▶ TASK MATERIAL
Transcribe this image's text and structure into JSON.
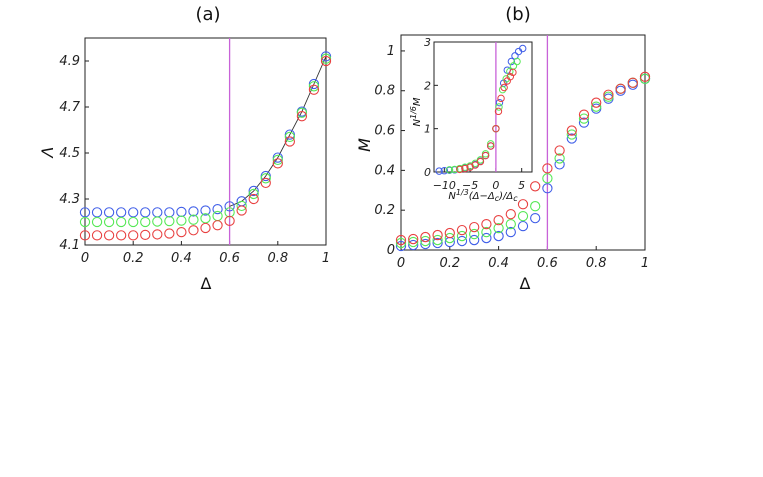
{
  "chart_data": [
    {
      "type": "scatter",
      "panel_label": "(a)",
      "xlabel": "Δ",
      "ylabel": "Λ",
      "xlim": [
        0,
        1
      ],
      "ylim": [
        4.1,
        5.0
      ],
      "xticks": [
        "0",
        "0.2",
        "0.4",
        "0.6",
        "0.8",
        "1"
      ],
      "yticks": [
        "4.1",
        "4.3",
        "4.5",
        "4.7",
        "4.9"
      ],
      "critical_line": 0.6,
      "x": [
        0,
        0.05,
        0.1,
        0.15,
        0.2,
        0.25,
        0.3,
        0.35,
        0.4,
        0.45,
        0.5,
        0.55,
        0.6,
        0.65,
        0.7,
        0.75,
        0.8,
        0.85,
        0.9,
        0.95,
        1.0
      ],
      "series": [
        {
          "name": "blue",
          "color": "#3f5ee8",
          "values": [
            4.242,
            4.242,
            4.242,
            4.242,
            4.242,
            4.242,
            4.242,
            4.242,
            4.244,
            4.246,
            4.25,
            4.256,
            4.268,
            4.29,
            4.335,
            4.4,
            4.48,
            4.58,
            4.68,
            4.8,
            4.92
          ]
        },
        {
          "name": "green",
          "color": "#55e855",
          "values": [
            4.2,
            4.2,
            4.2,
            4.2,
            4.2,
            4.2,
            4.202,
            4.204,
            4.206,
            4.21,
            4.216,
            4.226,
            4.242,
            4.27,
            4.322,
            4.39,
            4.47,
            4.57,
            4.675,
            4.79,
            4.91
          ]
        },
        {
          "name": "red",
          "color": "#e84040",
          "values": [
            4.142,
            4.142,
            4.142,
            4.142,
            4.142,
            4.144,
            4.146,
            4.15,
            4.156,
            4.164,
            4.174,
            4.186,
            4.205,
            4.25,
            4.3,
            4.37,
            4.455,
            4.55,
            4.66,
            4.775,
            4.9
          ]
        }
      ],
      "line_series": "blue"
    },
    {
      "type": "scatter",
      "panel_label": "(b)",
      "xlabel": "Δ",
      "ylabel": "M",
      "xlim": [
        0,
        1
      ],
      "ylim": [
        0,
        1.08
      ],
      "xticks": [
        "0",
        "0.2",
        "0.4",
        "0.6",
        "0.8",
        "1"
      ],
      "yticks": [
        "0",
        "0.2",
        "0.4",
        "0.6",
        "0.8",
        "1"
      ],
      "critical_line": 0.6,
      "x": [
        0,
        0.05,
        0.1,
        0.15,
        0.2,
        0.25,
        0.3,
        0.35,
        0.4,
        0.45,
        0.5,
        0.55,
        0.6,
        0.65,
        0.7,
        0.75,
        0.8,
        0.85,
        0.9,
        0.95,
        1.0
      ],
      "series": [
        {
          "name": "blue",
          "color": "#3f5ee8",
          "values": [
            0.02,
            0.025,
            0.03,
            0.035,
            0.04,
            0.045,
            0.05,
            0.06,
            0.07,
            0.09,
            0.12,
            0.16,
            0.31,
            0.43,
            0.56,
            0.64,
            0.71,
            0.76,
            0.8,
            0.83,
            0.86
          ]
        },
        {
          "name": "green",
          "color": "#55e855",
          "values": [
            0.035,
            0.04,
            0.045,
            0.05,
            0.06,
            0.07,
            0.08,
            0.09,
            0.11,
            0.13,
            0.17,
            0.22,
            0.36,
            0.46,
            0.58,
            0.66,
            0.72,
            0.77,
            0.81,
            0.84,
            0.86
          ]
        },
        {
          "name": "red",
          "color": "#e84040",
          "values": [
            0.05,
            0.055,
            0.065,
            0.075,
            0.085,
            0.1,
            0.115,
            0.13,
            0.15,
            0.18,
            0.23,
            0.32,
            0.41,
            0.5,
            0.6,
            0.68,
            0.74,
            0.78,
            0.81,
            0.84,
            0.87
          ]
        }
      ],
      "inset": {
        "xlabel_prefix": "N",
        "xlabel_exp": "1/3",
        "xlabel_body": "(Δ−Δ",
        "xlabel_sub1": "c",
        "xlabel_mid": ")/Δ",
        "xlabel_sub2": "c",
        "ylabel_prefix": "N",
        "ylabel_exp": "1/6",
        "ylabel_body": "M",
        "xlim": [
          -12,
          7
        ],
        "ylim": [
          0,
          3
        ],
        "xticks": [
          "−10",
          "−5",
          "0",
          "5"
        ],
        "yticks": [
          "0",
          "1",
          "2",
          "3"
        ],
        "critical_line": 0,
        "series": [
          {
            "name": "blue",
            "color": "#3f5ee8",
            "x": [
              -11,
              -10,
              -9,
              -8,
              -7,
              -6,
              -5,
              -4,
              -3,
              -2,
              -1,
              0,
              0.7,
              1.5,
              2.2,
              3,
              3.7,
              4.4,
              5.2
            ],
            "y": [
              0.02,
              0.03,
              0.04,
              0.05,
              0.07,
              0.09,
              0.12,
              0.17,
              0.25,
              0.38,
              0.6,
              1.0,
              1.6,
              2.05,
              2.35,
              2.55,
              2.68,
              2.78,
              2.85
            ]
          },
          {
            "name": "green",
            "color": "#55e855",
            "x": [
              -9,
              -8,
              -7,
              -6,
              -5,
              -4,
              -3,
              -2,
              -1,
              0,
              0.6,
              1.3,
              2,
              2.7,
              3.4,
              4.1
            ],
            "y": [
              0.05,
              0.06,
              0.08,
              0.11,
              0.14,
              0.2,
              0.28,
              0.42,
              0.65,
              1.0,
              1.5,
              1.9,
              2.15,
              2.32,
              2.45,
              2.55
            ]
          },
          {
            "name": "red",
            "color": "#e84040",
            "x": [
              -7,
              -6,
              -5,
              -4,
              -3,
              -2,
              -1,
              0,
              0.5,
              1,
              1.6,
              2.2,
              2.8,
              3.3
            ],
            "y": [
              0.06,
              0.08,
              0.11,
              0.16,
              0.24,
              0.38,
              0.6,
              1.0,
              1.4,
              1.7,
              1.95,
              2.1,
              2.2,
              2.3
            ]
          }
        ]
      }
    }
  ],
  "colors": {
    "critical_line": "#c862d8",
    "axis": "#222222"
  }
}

▶ EXERCISE INSTRUCTIONS
Each entry above should be reproduced exactly, with the pictures removed.

▶ ANSWER TO THIS PROBLEM
Transcribe this image's text and structure into JSON.
{
  "chart_data": [
    {
      "type": "scatter",
      "panel_label": "(a)",
      "xlabel": "Δ",
      "ylabel": "Λ",
      "xlim": [
        0,
        1
      ],
      "ylim": [
        4.1,
        5.0
      ],
      "xticks": [
        "0",
        "0.2",
        "0.4",
        "0.6",
        "0.8",
        "1"
      ],
      "yticks": [
        "4.1",
        "4.3",
        "4.5",
        "4.7",
        "4.9"
      ],
      "critical_line": 0.6,
      "x": [
        0,
        0.05,
        0.1,
        0.15,
        0.2,
        0.25,
        0.3,
        0.35,
        0.4,
        0.45,
        0.5,
        0.55,
        0.6,
        0.65,
        0.7,
        0.75,
        0.8,
        0.85,
        0.9,
        0.95,
        1.0
      ],
      "series": [
        {
          "name": "blue",
          "color": "#3f5ee8",
          "values": [
            4.242,
            4.242,
            4.242,
            4.242,
            4.242,
            4.242,
            4.242,
            4.242,
            4.244,
            4.246,
            4.25,
            4.256,
            4.268,
            4.29,
            4.335,
            4.4,
            4.48,
            4.58,
            4.68,
            4.8,
            4.92
          ]
        },
        {
          "name": "green",
          "color": "#55e855",
          "values": [
            4.2,
            4.2,
            4.2,
            4.2,
            4.2,
            4.2,
            4.202,
            4.204,
            4.206,
            4.21,
            4.216,
            4.226,
            4.242,
            4.27,
            4.322,
            4.39,
            4.47,
            4.57,
            4.675,
            4.79,
            4.91
          ]
        },
        {
          "name": "red",
          "color": "#e84040",
          "values": [
            4.142,
            4.142,
            4.142,
            4.142,
            4.142,
            4.144,
            4.146,
            4.15,
            4.156,
            4.164,
            4.174,
            4.186,
            4.205,
            4.25,
            4.3,
            4.37,
            4.455,
            4.55,
            4.66,
            4.775,
            4.9
          ]
        }
      ],
      "line_series": "blue"
    },
    {
      "type": "scatter",
      "panel_label": "(b)",
      "xlabel": "Δ",
      "ylabel": "M",
      "xlim": [
        0,
        1
      ],
      "ylim": [
        0,
        1.08
      ],
      "xticks": [
        "0",
        "0.2",
        "0.4",
        "0.6",
        "0.8",
        "1"
      ],
      "yticks": [
        "0",
        "0.2",
        "0.4",
        "0.6",
        "0.8",
        "1"
      ],
      "critical_line": 0.6,
      "x": [
        0,
        0.05,
        0.1,
        0.15,
        0.2,
        0.25,
        0.3,
        0.35,
        0.4,
        0.45,
        0.5,
        0.55,
        0.6,
        0.65,
        0.7,
        0.75,
        0.8,
        0.85,
        0.9,
        0.95,
        1.0
      ],
      "series": [
        {
          "name": "blue",
          "color": "#3f5ee8",
          "values": [
            0.02,
            0.025,
            0.03,
            0.035,
            0.04,
            0.045,
            0.05,
            0.06,
            0.07,
            0.09,
            0.12,
            0.16,
            0.31,
            0.43,
            0.56,
            0.64,
            0.71,
            0.76,
            0.8,
            0.83,
            0.86
          ]
        },
        {
          "name": "green",
          "color": "#55e855",
          "values": [
            0.035,
            0.04,
            0.045,
            0.05,
            0.06,
            0.07,
            0.08,
            0.09,
            0.11,
            0.13,
            0.17,
            0.22,
            0.36,
            0.46,
            0.58,
            0.66,
            0.72,
            0.77,
            0.81,
            0.84,
            0.86
          ]
        },
        {
          "name": "red",
          "color": "#e84040",
          "values": [
            0.05,
            0.055,
            0.065,
            0.075,
            0.085,
            0.1,
            0.115,
            0.13,
            0.15,
            0.18,
            0.23,
            0.32,
            0.41,
            0.5,
            0.6,
            0.68,
            0.74,
            0.78,
            0.81,
            0.84,
            0.87
          ]
        }
      ],
      "inset": {
        "xlabel_prefix": "N",
        "xlabel_exp": "1/3",
        "xlabel_body": "(Δ−Δ",
        "xlabel_sub1": "c",
        "xlabel_mid": ")/Δ",
        "xlabel_sub2": "c",
        "ylabel_prefix": "N",
        "ylabel_exp": "1/6",
        "ylabel_body": "M",
        "xlim": [
          -12,
          7
        ],
        "ylim": [
          0,
          3
        ],
        "xticks": [
          "−10",
          "−5",
          "0",
          "5"
        ],
        "yticks": [
          "0",
          "1",
          "2",
          "3"
        ],
        "critical_line": 0,
        "series": [
          {
            "name": "blue",
            "color": "#3f5ee8",
            "x": [
              -11,
              -10,
              -9,
              -8,
              -7,
              -6,
              -5,
              -4,
              -3,
              -2,
              -1,
              0,
              0.7,
              1.5,
              2.2,
              3,
              3.7,
              4.4,
              5.2
            ],
            "y": [
              0.02,
              0.03,
              0.04,
              0.05,
              0.07,
              0.09,
              0.12,
              0.17,
              0.25,
              0.38,
              0.6,
              1.0,
              1.6,
              2.05,
              2.35,
              2.55,
              2.68,
              2.78,
              2.85
            ]
          },
          {
            "name": "green",
            "color": "#55e855",
            "x": [
              -9,
              -8,
              -7,
              -6,
              -5,
              -4,
              -3,
              -2,
              -1,
              0,
              0.6,
              1.3,
              2,
              2.7,
              3.4,
              4.1
            ],
            "y": [
              0.05,
              0.06,
              0.08,
              0.11,
              0.14,
              0.2,
              0.28,
              0.42,
              0.65,
              1.0,
              1.5,
              1.9,
              2.15,
              2.32,
              2.45,
              2.55
            ]
          },
          {
            "name": "red",
            "color": "#e84040",
            "x": [
              -7,
              -6,
              -5,
              -4,
              -3,
              -2,
              -1,
              0,
              0.5,
              1,
              1.6,
              2.2,
              2.8,
              3.3
            ],
            "y": [
              0.06,
              0.08,
              0.11,
              0.16,
              0.24,
              0.38,
              0.6,
              1.0,
              1.4,
              1.7,
              1.95,
              2.1,
              2.2,
              2.3
            ]
          }
        ]
      }
    }
  ],
  "colors": {
    "critical_line": "#c862d8",
    "axis": "#222222"
  }
}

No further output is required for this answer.